* [WRITTEN EXERCISE]:
Go through the entries below and pick out every line with "台账工作法".

* [RECORDS TO USE]:
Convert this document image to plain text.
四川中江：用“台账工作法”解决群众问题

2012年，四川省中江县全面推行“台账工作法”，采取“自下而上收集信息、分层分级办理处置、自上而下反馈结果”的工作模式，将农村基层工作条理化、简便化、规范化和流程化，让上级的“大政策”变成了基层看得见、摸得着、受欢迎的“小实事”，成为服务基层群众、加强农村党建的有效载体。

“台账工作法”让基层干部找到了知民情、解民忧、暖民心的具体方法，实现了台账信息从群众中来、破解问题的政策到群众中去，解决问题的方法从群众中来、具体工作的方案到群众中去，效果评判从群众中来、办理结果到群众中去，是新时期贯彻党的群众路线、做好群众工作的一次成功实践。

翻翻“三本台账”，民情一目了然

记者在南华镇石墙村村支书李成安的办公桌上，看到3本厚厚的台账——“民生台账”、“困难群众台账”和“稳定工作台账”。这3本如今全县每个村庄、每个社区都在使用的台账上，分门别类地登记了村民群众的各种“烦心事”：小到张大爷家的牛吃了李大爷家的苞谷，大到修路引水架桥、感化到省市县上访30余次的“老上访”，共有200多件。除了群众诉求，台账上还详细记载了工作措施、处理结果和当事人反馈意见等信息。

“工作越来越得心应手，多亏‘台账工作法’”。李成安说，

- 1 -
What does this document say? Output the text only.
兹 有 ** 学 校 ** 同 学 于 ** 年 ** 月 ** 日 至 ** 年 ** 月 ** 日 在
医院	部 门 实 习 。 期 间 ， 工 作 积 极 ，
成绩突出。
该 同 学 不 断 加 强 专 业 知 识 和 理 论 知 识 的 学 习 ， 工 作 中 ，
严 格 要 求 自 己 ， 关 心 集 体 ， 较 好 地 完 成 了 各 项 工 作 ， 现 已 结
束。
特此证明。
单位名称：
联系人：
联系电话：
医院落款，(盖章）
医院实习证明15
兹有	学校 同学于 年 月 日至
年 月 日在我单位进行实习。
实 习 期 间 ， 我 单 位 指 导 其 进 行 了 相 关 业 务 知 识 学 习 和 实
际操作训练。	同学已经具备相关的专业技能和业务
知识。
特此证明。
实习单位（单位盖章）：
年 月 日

* [FINISHED TASK]:
四川中江：用“台账工作法”解决群众问题
2012年，四川省中江县全面推行“台账工作法”，采取“自下而上收集信息、分层分级办理处置、自上而下反馈结果”的工作模式，将农村基层工作条理化、简便化、规范化和流程化，让上级的“大政策”变成了基层看得见、摸得着、受欢迎的“小实事”，成为服务基层群众、加强农村党建的有效载体。
“台账工作法”让基层干部找到了知民情、解民忧、暖民心的具体方法，实现了台账信息从群众中来、破解问题的政策到群众中去，解决问题的方法从群众中来、具体工作的方案到群众中去，效果评判从群众中来、办理结果到群众中去，是新时期贯彻党的群众路线、做好群众工作的一次成功实践。
“工作越来越得心应手，多亏‘台账工作法’”。李成安说，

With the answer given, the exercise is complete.